## INPUT ROWS
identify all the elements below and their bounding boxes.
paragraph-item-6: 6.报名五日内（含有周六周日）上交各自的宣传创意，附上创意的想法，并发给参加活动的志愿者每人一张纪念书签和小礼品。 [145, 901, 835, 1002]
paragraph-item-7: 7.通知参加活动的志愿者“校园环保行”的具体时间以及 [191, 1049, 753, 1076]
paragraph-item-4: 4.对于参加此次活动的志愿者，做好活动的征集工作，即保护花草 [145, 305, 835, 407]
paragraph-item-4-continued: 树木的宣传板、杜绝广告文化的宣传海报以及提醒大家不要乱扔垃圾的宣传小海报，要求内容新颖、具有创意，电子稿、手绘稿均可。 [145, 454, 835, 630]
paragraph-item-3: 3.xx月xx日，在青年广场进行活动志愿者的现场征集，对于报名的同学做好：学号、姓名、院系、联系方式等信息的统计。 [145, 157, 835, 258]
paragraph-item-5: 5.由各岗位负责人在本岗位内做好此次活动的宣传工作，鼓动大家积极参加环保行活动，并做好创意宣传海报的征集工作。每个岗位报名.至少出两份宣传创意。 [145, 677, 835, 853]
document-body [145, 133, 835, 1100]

## GIVEN REQUEST
Reproduce every line of the records above verbatim, changing nothing.

## THE ANSWER
identify all the elements below and their bounding boxes.
paragraph-item-6: 6.报名五日内（含有周六周日）上交各自的宣传创意，附上创意的想法，并发给参加活动的志愿者每人一张纪念书签和小礼品。 [145, 901, 835, 1002]
paragraph-item-7: 7.通知参加活动的志愿者“校园环保行”的具体时间以及 [191, 1049, 753, 1076]
paragraph-item-4: 4.对于参加此次活动的志愿者，做好活动的征集工作，即保护花草 [145, 305, 835, 407]
paragraph-item-4-continued: 树木的宣传板、杜绝广告文化的宣传海报以及提醒大家不要乱扔垃圾的宣传小海报，要求内容新颖、具有创意，电子稿、手绘稿均可。 [145, 454, 835, 630]
paragraph-item-3: 3.xx月xx日，在青年广场进行活动志愿者的现场征集，对于报名的同学做好：学号、姓名、院系、联系方式等信息的统计。 [145, 157, 835, 258]
paragraph-item-5: 5.由各岗位负责人在本岗位内做好此次活动的宣传工作，鼓动大家积极参加环保行活动，并做好创意宣传海报的征集工作。每个岗位报名.至少出两份宣传创意。 [145, 677, 835, 853]
document-body [145, 133, 835, 1100]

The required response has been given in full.